**EXERCISE INSTRUCTIONS:** Reproduce the whole listing, character for character.

## BEGIN SOURCE MATERIAL

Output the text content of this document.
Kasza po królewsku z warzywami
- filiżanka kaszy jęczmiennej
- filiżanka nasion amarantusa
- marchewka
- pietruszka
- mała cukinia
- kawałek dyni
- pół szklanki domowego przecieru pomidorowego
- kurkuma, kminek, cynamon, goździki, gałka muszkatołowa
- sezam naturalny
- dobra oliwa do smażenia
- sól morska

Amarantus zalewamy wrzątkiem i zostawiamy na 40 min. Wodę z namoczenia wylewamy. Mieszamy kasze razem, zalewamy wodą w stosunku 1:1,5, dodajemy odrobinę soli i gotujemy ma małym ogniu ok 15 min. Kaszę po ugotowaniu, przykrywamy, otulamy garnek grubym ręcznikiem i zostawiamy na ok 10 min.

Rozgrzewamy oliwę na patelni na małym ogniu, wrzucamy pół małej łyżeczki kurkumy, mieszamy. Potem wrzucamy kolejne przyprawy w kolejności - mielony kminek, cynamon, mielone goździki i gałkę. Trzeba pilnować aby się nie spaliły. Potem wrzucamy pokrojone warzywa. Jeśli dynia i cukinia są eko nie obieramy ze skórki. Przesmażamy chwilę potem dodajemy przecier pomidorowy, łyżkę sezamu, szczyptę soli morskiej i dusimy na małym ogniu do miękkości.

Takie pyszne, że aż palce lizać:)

## END SOURCE MATERIAL

**CORRECT OUTPUT:**
Output the text content of this document.
Kasza po królewsku z warzywami
- filiżanka kaszy jęczmiennej
- filiżanka nasion amarantusa
- marchewka
- pietruszka
- mała cukinia
- kawałek dyni
- pół szklanki domowego przecieru pomidorowego
- kurkuma, kminek, cynamon, goździki, gałka muszkatołowa
- sezam naturalny
- dobra oliwa do smażenia
- sól morska

Amarantus zalewamy wrzątkiem i zostawiamy na 40 min. Wodę z namoczenia wylewamy. Mieszamy kasze razem, zalewamy wodą w stosunku 1:1,5, dodajemy odrobinę soli i gotujemy ma małym ogniu ok 15 min. Kaszę po ugotowaniu, przykrywamy, otulamy garnek grubym ręcznikiem i zostawiamy na ok 10 min.

Rozgrzewamy oliwę na patelni na małym ogniu, wrzucamy pół małej łyżeczki kurkumy, mieszamy. Potem wrzucamy kolejne przyprawy w kolejności - mielony kminek, cynamon, mielone goździki i gałkę. Trzeba pilnować aby się nie spaliły. Potem wrzucamy pokrojone warzywa. Jeśli dynia i cukinia są eko nie obieramy ze skórki. Przesmażamy chwilę potem dodajemy przecier pomidorowy, łyżkę sezamu, szczyptę soli morskiej i dusimy na małym ogniu do miękkości.

Takie pyszne, że aż palce lizać:)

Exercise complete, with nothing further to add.